Without the pictures, can you quote each line below exactly?

_Supplied information_:
▶

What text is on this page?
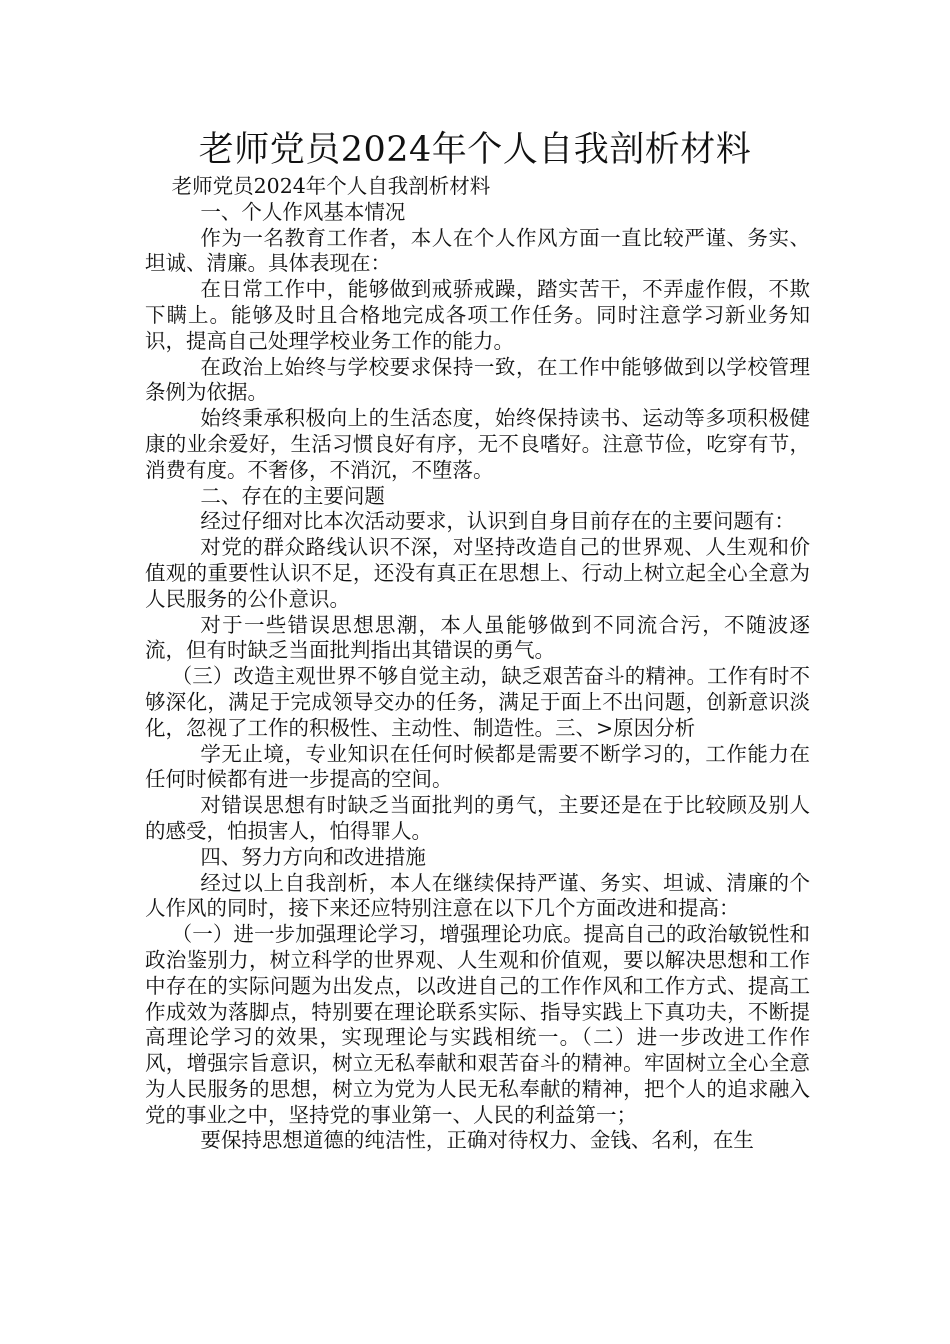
老师党员2024年个人自我剖析材料

老师党员2024年个人自我剖析材料

一、个人作风基本情况

作为一名教育工作者，本人在个人作风方面一直比较严谨、务实、坦诚、清廉。具体表现在：

在日常工作中，能够做到戒骄戒躁，踏实苦干，不弄虚作假，不欺下瞒上。能够及时且合格地完成各项工作任务。同时注意学习新业务知识，提高自己处理学校业务工作的能力。

在政治上始终与学校要求保持一致，在工作中能够做到以学校管理条例为依据。

始终秉承积极向上的生活态度，始终保持读书、运动等多项积极健康的业余爱好，生活习惯良好有序，无不良嗜好。注意节俭，吃穿有节，消费有度。不奢侈，不消沉，不堕落。

二、存在的主要问题

经过仔细对比本次活动要求，认识到自身目前存在的主要问题有：

对党的群众路线认识不深，对坚持改造自己的世界观、人生观和价值观的重要性认识不足，还没有真正在思想上、行动上树立起全心全意为人民服务的公仆意识。

对于一些错误思想思潮，本人虽能够做到不同流合污，不随波逐流，但有时缺乏当面批判指出其错误的勇气。

（三）改造主观世界不够自觉主动，缺乏艰苦奋斗的精神。工作有时不够深化，满足于完成领导交办的任务，满足于面上不出问题，创新意识淡化，忽视了工作的积极性、主动性、制造性。三、>原因分析

学无止境，专业知识在任何时候都是需要不断学习的，工作能力在任何时候都有进一步提高的空间。

对错误思想有时缺乏当面批判的勇气，主要还是在于比较顾及别人的感受，怕损害人，怕得罪人。

四、努力方向和改进措施

经过以上自我剖析，本人在继续保持严谨、务实、坦诚、清廉的个人作风的同时，接下来还应特别注意在以下几个方面改进和提高：

（一）进一步加强理论学习，增强理论功底。提高自己的政治敏锐性和政治鉴别力，树立科学的世界观、人生观和价值观，要以解决思想和工作中存在的实际问题为出发点，以改进自己的工作作风和工作方式、提高工作成效为落脚点，特别要在理论联系实际、指导实践上下真功夫，不断提高理论学习的效果，实现理论与实践相统一。（二）进一步改进工作作风，增强宗旨意识，树立无私奉献和艰苦奋斗的精神。牢固树立全心全意为人民服务的思想，树立为党为人民无私奉献的精神，把个人的追求融入党的事业之中，坚持党的事业第一、人民的利益第一；

要保持思想道德的纯洁性，正确对待权力、金钱、名利，在生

◀

_Expected output_:
What text is on this page?
老师党员2024年个人自我剖析材料

老师党员2024年个人自我剖析材料

一、个人作风基本情况

作为一名教育工作者，本人在个人作风方面一直比较严谨、务实、坦诚、清廉。具体表现在：

在日常工作中，能够做到戒骄戒躁，踏实苦干，不弄虚作假，不欺下瞒上。能够及时且合格地完成各项工作任务。同时注意学习新业务知识，提高自己处理学校业务工作的能力。

在政治上始终与学校要求保持一致，在工作中能够做到以学校管理条例为依据。

始终秉承积极向上的生活态度，始终保持读书、运动等多项积极健康的业余爱好，生活习惯良好有序，无不良嗜好。注意节俭，吃穿有节，消费有度。不奢侈，不消沉，不堕落。

二、存在的主要问题

经过仔细对比本次活动要求，认识到自身目前存在的主要问题有：

对党的群众路线认识不深，对坚持改造自己的世界观、人生观和价值观的重要性认识不足，还没有真正在思想上、行动上树立起全心全意为人民服务的公仆意识。

对于一些错误思想思潮，本人虽能够做到不同流合污，不随波逐流，但有时缺乏当面批判指出其错误的勇气。

（三）改造主观世界不够自觉主动，缺乏艰苦奋斗的精神。工作有时不够深化，满足于完成领导交办的任务，满足于面上不出问题，创新意识淡化，忽视了工作的积极性、主动性、制造性。三、>原因分析

学无止境，专业知识在任何时候都是需要不断学习的，工作能力在任何时候都有进一步提高的空间。

对错误思想有时缺乏当面批判的勇气，主要还是在于比较顾及别人的感受，怕损害人，怕得罪人。

四、努力方向和改进措施

经过以上自我剖析，本人在继续保持严谨、务实、坦诚、清廉的个人作风的同时，接下来还应特别注意在以下几个方面改进和提高：

（一）进一步加强理论学习，增强理论功底。提高自己的政治敏锐性和政治鉴别力，树立科学的世界观、人生观和价值观，要以解决思想和工作中存在的实际问题为出发点，以改进自己的工作作风和工作方式、提高工作成效为落脚点，特别要在理论联系实际、指导实践上下真功夫，不断提高理论学习的效果，实现理论与实践相统一。（二）进一步改进工作作风，增强宗旨意识，树立无私奉献和艰苦奋斗的精神。牢固树立全心全意为人民服务的思想，树立为党为人民无私奉献的精神，把个人的追求融入党的事业之中，坚持党的事业第一、人民的利益第一；

要保持思想道德的纯洁性，正确对待权力、金钱、名利，在生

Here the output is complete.